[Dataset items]
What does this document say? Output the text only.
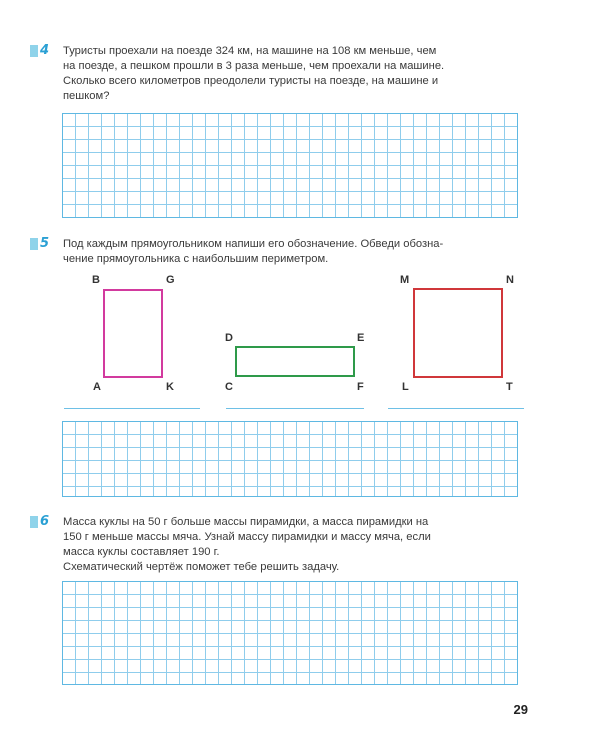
4 Туристы проехали на поезде 324 км, на машине на 108 км меньше, чем
на поезде, а пешком прошли в 3 раза меньше, чем проехали на машине.
Сколько всего километров преодолели туристы на поезде, на машине и
пешком?
5 Под каждым прямоугольником напиши его обозначение. Обведи обозна-
чение прямоугольника с наибольшим периметром.
B	G
A	K
D	E
C	F
M	N
L	T
6 Масса куклы на 50 г больше массы пирамидки, а масса пирамидки на
150 г меньше массы мяча. Узнай массу пирамидки и массу мяча, если
масса куклы составляет 190 г.
Схематический чертёж поможет тебе решить задачу.
29
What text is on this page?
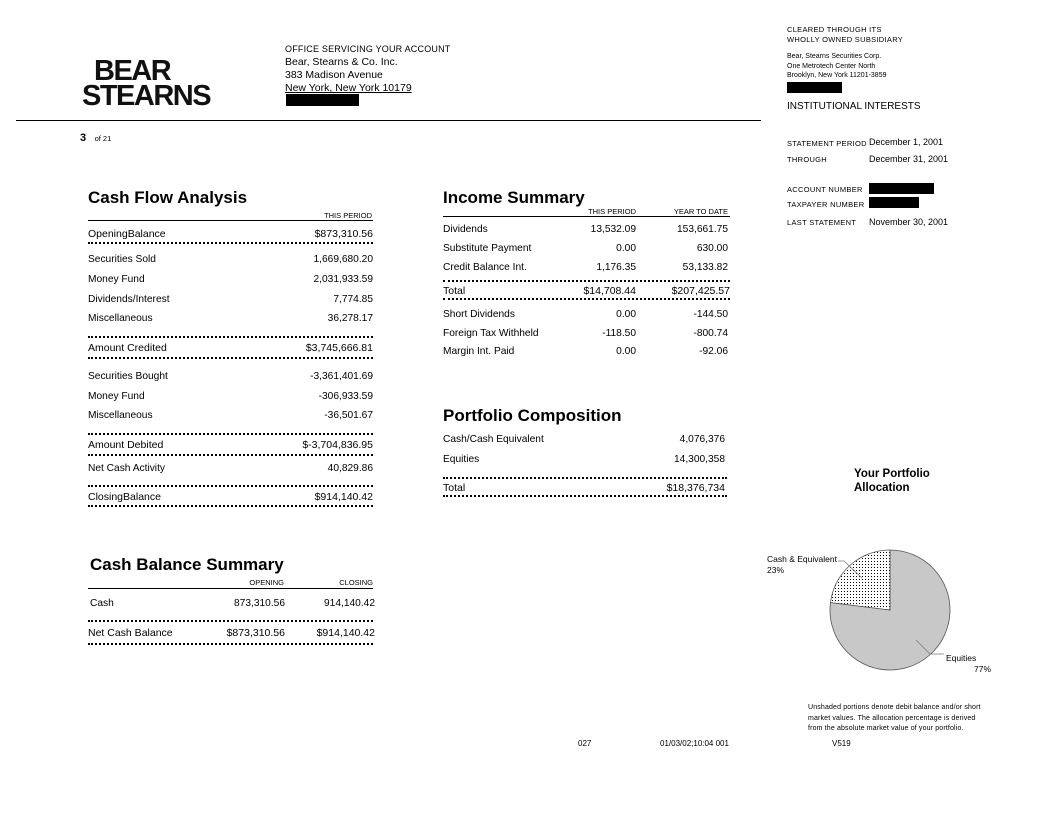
BEAR
STEARNS
OFFICE SERVICING YOUR ACCOUNT
Bear, Stearns & Co. Inc.
383 Madison Avenue
New York, New York 10179
3 of 21
CLEARED THROUGH ITS
WHOLLY OWNED SUBSIDIARY
Bear, Stearns Securities Corp.
One Metrotech Center North
Brooklyn, New York 11201-3859
INSTITUTIONAL INTERESTS
STATEMENT PERIOD December 1, 2001
THROUGH	December 31, 2001
ACCOUNT NUMBER
TAXPAYER NUMBER
LAST STATEMENT November 30, 2001
Cash Flow Analysis
THIS PERIOD
OpeningBalance	$873,310.56
Securities Sold	1,669,680.20
Money Fund	2,031,933.59
Dividends/Interest	7,774.85
Miscellaneous	36,278.17
Amount Credited	$3,745,666.81
Securities Bought	-3,361,401.69
Money Fund	-306,933.59
Miscellaneous	-36,501.67
Amount Debited	$-3,704,836.95
Net Cash Activity	40,829.86
ClosingBalance	$914,140.42
Income Summary
THIS PERIOD	YEAR TO DATE
Dividends	13,532.09	153,661.75
Substitute Payment	0.00	630.00
Credit Balance Int.	1,176.35	53,133.82
Total	$14,708.44	$207,425.57
Short Dividends	0.00	-144.50
Foreign Tax Withheld	-118.50	-800.74
Margin Int. Paid	0.00	-92.06
Portfolio Composition
Cash/Cash Equivalent	4,076,376
Equities	14,300,358
Total	$18,376,734
Cash Balance Summary
OPENING	CLOSING
Cash	873,310.56	914,140.42
Net Cash Balance	$873,310.56	$914,140.42
Your Portfolio
Allocation
Cash & Equivalent
23%
Equities
77%
Unshaded portions denote debit balance and/or short
market values. The allocation percentage is derived
from the absolute market value of your portfolio.
027	01/03/02;10:04 001	V519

» **GIVEN PROBLEM**
Give every line back word for word and leave the pictures out.

» **RESULT**
What does this document say? Output the text only.
4 Туристы проехали на поезде 324 км, на машине на 108 км меньше, чем
на поезде, а пешком прошли в 3 раза меньше, чем проехали на машине.
Сколько всего километров преодолели туристы на поезде, на машине и
пешком?
5 Под каждым прямоугольником напиши его обозначение. Обведи обозна-
чение прямоугольника с наибольшим периметром.
B	G
A	K
D	E
C	F
M	N
L	T
6 Масса куклы на 50 г больше массы пирамидки, а масса пирамидки на
150 г меньше массы мяча. Узнай массу пирамидки и массу мяча, если
масса куклы составляет 190 г.
Схематический чертёж поможет тебе решить задачу.
29
What text is on this page?
BEAR
STEARNS
OFFICE SERVICING YOUR ACCOUNT
Bear, Stearns & Co. Inc.
383 Madison Avenue
New York, New York 10179
3 of 21
CLEARED THROUGH ITS
WHOLLY OWNED SUBSIDIARY
Bear, Stearns Securities Corp.
One Metrotech Center North
Brooklyn, New York 11201-3859
INSTITUTIONAL INTERESTS
STATEMENT PERIOD December 1, 2001
THROUGH	December 31, 2001
ACCOUNT NUMBER
TAXPAYER NUMBER
LAST STATEMENT November 30, 2001
Cash Flow Analysis
THIS PERIOD
OpeningBalance	$873,310.56
Securities Sold	1,669,680.20
Money Fund	2,031,933.59
Dividends/Interest	7,774.85
Miscellaneous	36,278.17
Amount Credited	$3,745,666.81
Securities Bought	-3,361,401.69
Money Fund	-306,933.59
Miscellaneous	-36,501.67
Amount Debited	$-3,704,836.95
Net Cash Activity	40,829.86
ClosingBalance	$914,140.42
Income Summary
THIS PERIOD	YEAR TO DATE
Dividends	13,532.09	153,661.75
Substitute Payment	0.00	630.00
Credit Balance Int.	1,176.35	53,133.82
Total	$14,708.44	$207,425.57
Short Dividends	0.00	-144.50
Foreign Tax Withheld	-118.50	-800.74
Margin Int. Paid	0.00	-92.06
Portfolio Composition
Cash/Cash Equivalent	4,076,376
Equities	14,300,358
Total	$18,376,734
Cash Balance Summary
OPENING	CLOSING
Cash	873,310.56	914,140.42
Net Cash Balance	$873,310.56	$914,140.42
Your Portfolio
Allocation
Cash & Equivalent
23%
Equities
77%
Unshaded portions denote debit balance and/or short
market values. The allocation percentage is derived
from the absolute market value of your portfolio.
027	01/03/02;10:04 001	V519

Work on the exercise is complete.